● **Exercise material**
-- start --
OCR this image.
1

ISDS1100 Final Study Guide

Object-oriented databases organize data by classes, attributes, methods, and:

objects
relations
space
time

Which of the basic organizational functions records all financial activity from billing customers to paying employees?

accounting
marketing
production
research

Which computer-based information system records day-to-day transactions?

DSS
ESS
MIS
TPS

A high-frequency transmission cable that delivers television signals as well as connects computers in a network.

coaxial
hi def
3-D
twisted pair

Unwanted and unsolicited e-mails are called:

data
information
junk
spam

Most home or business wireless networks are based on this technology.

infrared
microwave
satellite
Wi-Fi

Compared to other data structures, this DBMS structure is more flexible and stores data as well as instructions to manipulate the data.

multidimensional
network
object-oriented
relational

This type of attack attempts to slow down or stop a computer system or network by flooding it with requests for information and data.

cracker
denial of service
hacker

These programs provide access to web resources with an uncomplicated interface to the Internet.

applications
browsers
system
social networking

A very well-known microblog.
-- end --
-- start --
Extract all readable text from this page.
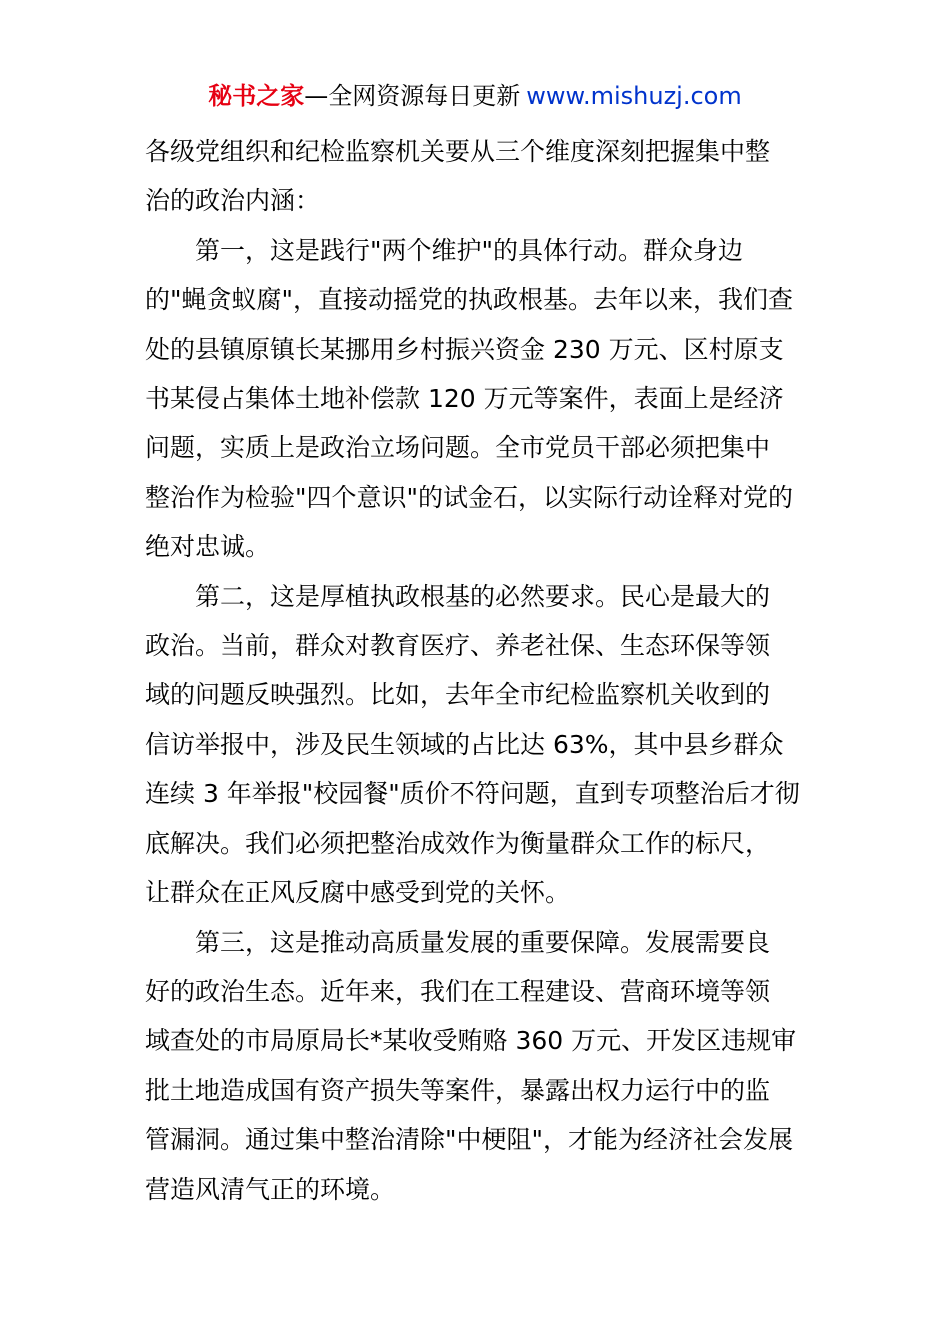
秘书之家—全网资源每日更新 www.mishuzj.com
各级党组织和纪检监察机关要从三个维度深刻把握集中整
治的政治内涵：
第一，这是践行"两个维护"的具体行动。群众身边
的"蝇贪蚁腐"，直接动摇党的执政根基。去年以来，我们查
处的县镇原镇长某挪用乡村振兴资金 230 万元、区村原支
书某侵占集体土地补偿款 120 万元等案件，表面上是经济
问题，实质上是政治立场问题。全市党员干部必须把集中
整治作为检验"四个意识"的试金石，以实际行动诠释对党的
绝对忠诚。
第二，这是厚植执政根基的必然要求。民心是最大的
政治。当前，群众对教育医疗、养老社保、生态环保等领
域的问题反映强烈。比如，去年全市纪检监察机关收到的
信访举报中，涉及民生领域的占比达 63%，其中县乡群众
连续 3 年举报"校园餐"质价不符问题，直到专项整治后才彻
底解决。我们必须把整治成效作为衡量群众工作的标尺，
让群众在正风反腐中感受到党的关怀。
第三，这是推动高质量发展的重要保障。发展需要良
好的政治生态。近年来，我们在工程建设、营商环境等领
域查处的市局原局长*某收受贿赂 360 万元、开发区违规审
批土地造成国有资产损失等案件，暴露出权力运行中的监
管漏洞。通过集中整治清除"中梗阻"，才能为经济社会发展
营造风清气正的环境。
-- end --
● **Objective**
Count every line bearing the word "Which"; report the total only.

● **Solution to this problem**
2